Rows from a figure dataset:
>> begin
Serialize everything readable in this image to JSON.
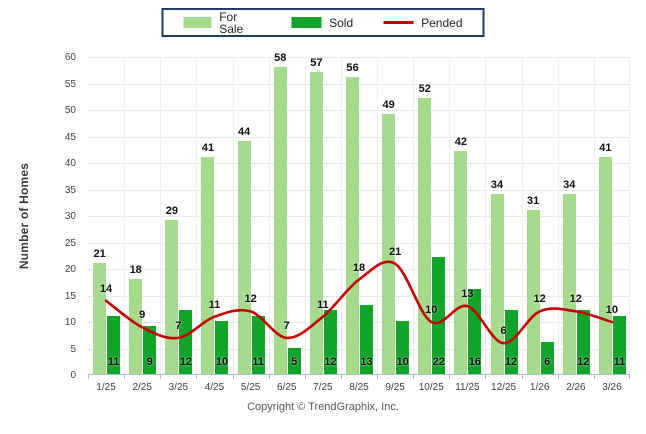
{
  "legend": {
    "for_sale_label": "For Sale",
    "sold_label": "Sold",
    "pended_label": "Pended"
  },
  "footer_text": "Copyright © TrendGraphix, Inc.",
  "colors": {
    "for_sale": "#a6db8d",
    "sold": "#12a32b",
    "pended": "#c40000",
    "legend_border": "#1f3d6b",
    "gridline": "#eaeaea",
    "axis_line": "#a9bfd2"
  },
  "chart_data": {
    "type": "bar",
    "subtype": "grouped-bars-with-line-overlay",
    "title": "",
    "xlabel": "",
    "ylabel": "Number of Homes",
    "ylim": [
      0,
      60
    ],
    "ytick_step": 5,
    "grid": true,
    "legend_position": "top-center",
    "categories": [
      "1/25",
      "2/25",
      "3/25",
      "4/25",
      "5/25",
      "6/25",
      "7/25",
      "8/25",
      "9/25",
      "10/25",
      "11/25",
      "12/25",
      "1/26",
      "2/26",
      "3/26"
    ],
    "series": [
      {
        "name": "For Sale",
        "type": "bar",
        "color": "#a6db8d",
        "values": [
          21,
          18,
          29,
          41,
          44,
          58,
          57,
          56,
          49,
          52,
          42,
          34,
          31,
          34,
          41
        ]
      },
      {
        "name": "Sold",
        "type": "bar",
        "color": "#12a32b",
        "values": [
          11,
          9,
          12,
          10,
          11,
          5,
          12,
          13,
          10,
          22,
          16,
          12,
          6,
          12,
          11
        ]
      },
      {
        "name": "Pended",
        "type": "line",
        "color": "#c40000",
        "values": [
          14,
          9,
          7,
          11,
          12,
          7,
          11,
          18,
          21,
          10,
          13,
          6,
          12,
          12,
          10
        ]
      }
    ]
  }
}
>> end
>> begin
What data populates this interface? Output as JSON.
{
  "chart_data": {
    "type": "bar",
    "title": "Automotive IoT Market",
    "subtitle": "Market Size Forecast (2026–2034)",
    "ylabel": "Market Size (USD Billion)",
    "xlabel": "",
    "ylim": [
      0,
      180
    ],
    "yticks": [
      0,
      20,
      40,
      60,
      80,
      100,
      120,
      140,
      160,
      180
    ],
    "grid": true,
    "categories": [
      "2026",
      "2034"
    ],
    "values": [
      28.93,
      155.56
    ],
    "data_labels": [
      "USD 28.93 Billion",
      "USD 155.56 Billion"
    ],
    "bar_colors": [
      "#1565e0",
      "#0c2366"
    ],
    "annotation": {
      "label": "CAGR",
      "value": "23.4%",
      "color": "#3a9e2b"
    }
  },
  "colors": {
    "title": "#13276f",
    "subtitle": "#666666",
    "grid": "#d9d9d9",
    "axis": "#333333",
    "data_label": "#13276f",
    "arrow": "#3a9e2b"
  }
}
>> end
>> begin
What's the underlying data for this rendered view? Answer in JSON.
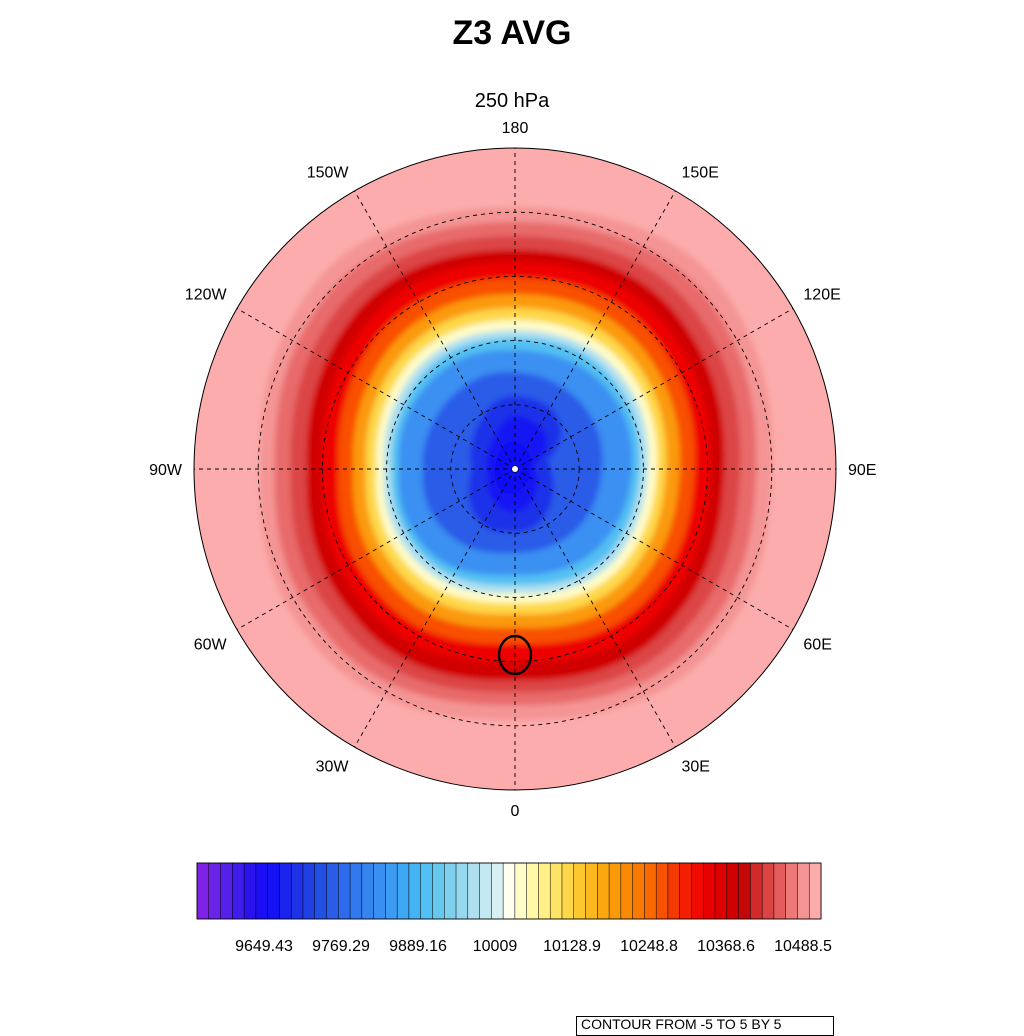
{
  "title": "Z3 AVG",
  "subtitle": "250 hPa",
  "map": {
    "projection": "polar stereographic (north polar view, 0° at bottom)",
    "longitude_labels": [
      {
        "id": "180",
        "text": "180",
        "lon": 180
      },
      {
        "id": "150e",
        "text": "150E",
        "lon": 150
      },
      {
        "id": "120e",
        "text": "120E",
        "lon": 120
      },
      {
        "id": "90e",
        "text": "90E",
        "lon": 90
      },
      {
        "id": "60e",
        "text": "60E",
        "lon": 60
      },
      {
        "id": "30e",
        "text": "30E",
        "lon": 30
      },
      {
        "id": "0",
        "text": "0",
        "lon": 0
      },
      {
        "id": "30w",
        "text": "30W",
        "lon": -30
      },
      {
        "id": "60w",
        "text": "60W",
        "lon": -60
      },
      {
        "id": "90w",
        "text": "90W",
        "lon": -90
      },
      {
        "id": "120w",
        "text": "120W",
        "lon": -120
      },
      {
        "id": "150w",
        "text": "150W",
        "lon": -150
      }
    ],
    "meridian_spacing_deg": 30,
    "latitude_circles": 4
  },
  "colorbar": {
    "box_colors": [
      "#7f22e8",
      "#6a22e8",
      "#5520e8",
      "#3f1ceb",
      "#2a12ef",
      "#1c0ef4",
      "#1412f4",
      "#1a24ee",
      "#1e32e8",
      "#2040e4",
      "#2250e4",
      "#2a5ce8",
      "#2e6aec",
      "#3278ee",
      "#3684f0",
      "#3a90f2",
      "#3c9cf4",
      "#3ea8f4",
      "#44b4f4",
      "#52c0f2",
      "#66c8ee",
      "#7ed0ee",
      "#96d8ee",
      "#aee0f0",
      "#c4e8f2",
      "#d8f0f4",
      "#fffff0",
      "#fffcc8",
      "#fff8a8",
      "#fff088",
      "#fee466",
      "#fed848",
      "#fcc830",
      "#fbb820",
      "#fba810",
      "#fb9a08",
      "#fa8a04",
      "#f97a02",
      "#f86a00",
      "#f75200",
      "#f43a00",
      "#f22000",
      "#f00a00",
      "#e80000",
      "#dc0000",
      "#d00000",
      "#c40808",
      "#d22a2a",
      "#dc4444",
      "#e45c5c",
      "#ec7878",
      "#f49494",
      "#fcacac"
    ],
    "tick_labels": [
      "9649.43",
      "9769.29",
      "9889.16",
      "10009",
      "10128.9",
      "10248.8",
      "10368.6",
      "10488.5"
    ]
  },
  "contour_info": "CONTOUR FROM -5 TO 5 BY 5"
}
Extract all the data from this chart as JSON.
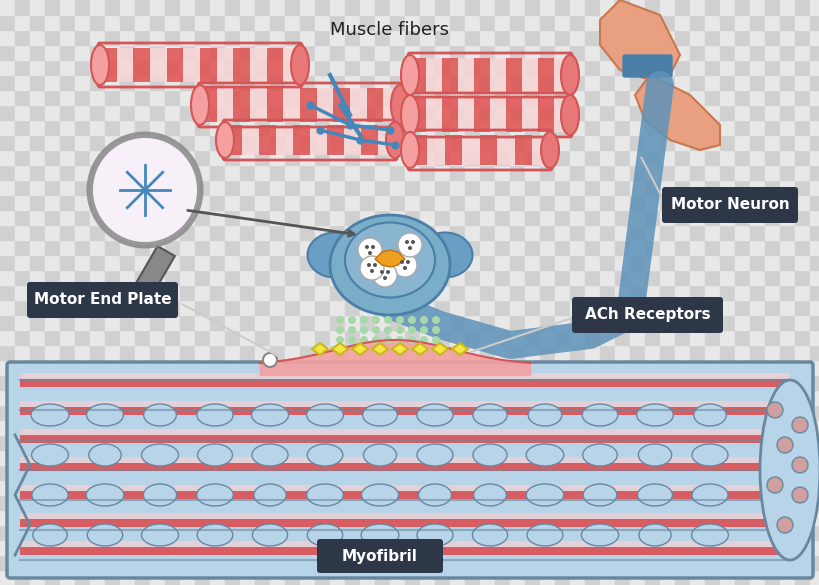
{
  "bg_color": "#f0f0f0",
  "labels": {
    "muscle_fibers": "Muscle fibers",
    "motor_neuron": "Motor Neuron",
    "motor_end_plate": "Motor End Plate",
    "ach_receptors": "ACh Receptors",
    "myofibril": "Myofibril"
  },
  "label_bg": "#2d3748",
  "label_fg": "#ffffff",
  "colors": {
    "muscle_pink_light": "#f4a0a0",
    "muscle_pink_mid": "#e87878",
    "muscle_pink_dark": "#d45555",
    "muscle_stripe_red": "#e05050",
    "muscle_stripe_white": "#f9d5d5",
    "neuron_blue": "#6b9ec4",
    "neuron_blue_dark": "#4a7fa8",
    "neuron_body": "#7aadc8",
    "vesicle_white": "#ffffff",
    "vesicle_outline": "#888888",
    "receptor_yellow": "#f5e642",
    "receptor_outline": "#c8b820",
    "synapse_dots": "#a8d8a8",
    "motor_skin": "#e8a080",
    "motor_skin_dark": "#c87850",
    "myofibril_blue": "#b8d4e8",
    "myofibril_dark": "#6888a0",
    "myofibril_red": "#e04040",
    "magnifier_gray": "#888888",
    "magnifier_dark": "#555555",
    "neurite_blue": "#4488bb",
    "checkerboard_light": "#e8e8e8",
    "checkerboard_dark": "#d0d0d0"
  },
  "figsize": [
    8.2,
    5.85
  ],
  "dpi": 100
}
>> end
• **TASK TO CARRY OUT**: Pull out every line in the material above where "view" occurs.

• **PROBLEM SOLUTION**:
What's the underlying data for this rendered view? Answer in JSON.
    "projection": "polar stereographic (north polar view, 0° at bottom)",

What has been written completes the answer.